■ TASK GOAL:
Gather every line that includes the word "Administrators", please.

--------------------

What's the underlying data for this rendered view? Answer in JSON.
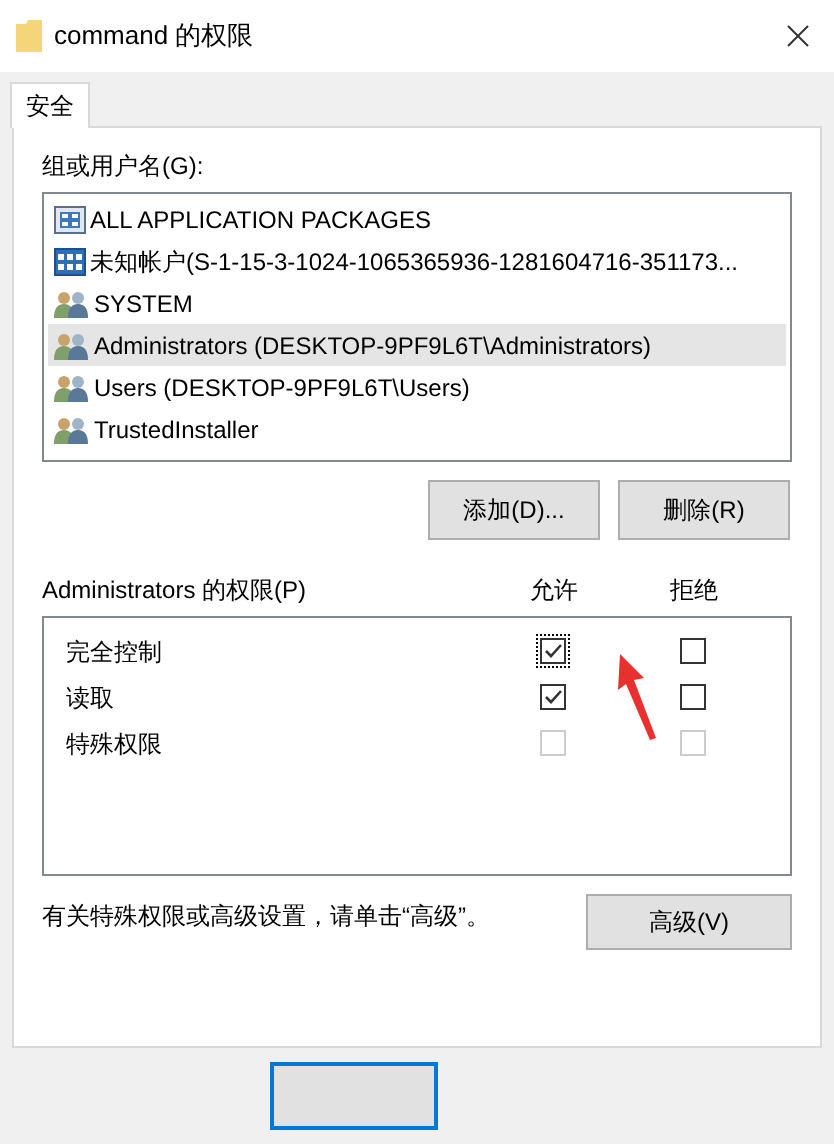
{
  "window": {
    "title": "command 的权限"
  },
  "tabs": [
    {
      "label": "安全",
      "selected": true
    }
  ],
  "group_label": "组或用户名(G):",
  "principals": [
    {
      "name": "ALL APPLICATION PACKAGES",
      "kind": "package",
      "selected": false
    },
    {
      "name": "未知帐户(S-1-15-3-1024-1065365936-1281604716-351173...",
      "kind": "account",
      "selected": false
    },
    {
      "name": "SYSTEM",
      "kind": "group",
      "selected": false
    },
    {
      "name": "Administrators (DESKTOP-9PF9L6T\\Administrators)",
      "kind": "group",
      "selected": true
    },
    {
      "name": "Users (DESKTOP-9PF9L6T\\Users)",
      "kind": "group",
      "selected": false
    },
    {
      "name": "TrustedInstaller",
      "kind": "group",
      "selected": false
    }
  ],
  "principal_buttons": [
    "添加(D)...",
    "删除(R)"
  ],
  "permissions_label": "Administrators 的权限(P)",
  "columns": [
    "允许",
    "拒绝"
  ],
  "permissions": [
    {
      "name": "完全控制",
      "allow": {
        "checked": true,
        "disabled": false,
        "focused": true
      },
      "deny": {
        "checked": false,
        "disabled": false,
        "focused": false
      }
    },
    {
      "name": "读取",
      "allow": {
        "checked": true,
        "disabled": false,
        "focused": false
      },
      "deny": {
        "checked": false,
        "disabled": false,
        "focused": false
      }
    },
    {
      "name": "特殊权限",
      "allow": {
        "checked": false,
        "disabled": true,
        "focused": false
      },
      "deny": {
        "checked": false,
        "disabled": true,
        "focused": false
      }
    }
  ],
  "advanced_hint": "有关特殊权限或高级设置，请单击“高级”。",
  "advanced_button": "高级(V)",
  "footer_buttons": [
    {
      "default": true
    }
  ]
}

--------------------

■ ANSWER TO THE EXERCISE:
      "name": "Administrators (DESKTOP-9PF9L6T\\Administrators)",
  "permissions_label": "Administrators 的权限(P)",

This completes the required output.